__Supplied material__.
_ _ _ _ _
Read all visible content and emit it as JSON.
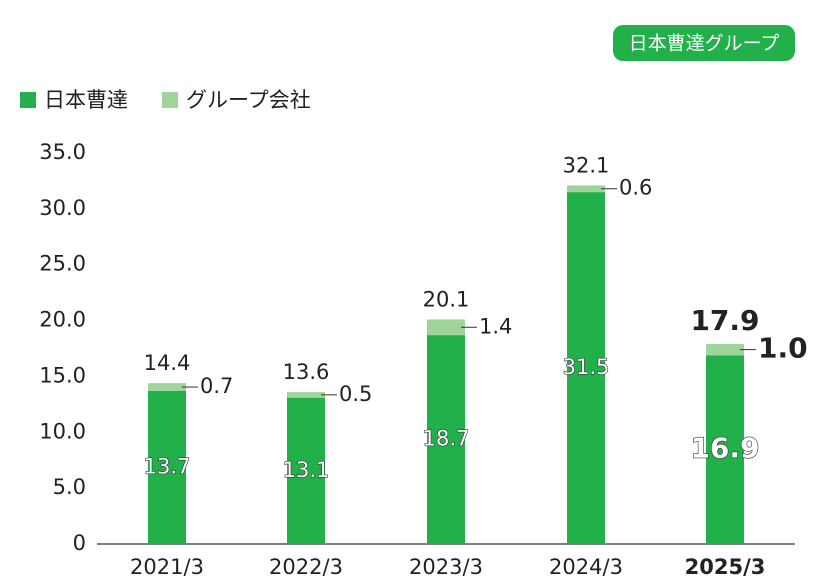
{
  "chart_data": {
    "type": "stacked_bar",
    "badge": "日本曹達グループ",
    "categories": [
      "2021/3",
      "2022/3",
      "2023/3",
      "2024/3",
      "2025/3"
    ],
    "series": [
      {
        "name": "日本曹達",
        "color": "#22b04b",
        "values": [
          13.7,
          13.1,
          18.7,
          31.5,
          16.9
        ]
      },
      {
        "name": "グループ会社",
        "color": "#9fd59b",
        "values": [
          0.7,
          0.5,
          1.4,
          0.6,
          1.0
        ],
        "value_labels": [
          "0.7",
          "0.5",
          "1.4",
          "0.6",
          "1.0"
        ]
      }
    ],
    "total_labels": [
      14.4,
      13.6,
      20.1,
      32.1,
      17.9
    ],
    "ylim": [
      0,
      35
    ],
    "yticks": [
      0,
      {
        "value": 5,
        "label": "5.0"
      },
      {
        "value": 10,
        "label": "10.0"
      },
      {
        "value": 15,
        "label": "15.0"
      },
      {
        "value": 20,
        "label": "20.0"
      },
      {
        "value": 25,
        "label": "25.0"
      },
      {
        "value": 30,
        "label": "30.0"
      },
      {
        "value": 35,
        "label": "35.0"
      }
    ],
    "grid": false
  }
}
_ _ _ _ _
Make an exact copy of all the material, but keep the pictures out of it.

__Solution to the exercise__.
Read all visible content and emit it as JSON.
{
  "chart_data": {
    "type": "stacked_bar",
    "badge": "日本曹達グループ",
    "categories": [
      "2021/3",
      "2022/3",
      "2023/3",
      "2024/3",
      "2025/3"
    ],
    "series": [
      {
        "name": "日本曹達",
        "color": "#22b04b",
        "values": [
          13.7,
          13.1,
          18.7,
          31.5,
          16.9
        ]
      },
      {
        "name": "グループ会社",
        "color": "#9fd59b",
        "values": [
          0.7,
          0.5,
          1.4,
          0.6,
          1.0
        ],
        "value_labels": [
          "0.7",
          "0.5",
          "1.4",
          "0.6",
          "1.0"
        ]
      }
    ],
    "total_labels": [
      14.4,
      13.6,
      20.1,
      32.1,
      17.9
    ],
    "ylim": [
      0,
      35
    ],
    "yticks": [
      0,
      {
        "value": 5,
        "label": "5.0"
      },
      {
        "value": 10,
        "label": "10.0"
      },
      {
        "value": 15,
        "label": "15.0"
      },
      {
        "value": 20,
        "label": "20.0"
      },
      {
        "value": 25,
        "label": "25.0"
      },
      {
        "value": 30,
        "label": "30.0"
      },
      {
        "value": 35,
        "label": "35.0"
      }
    ],
    "grid": false
  }
}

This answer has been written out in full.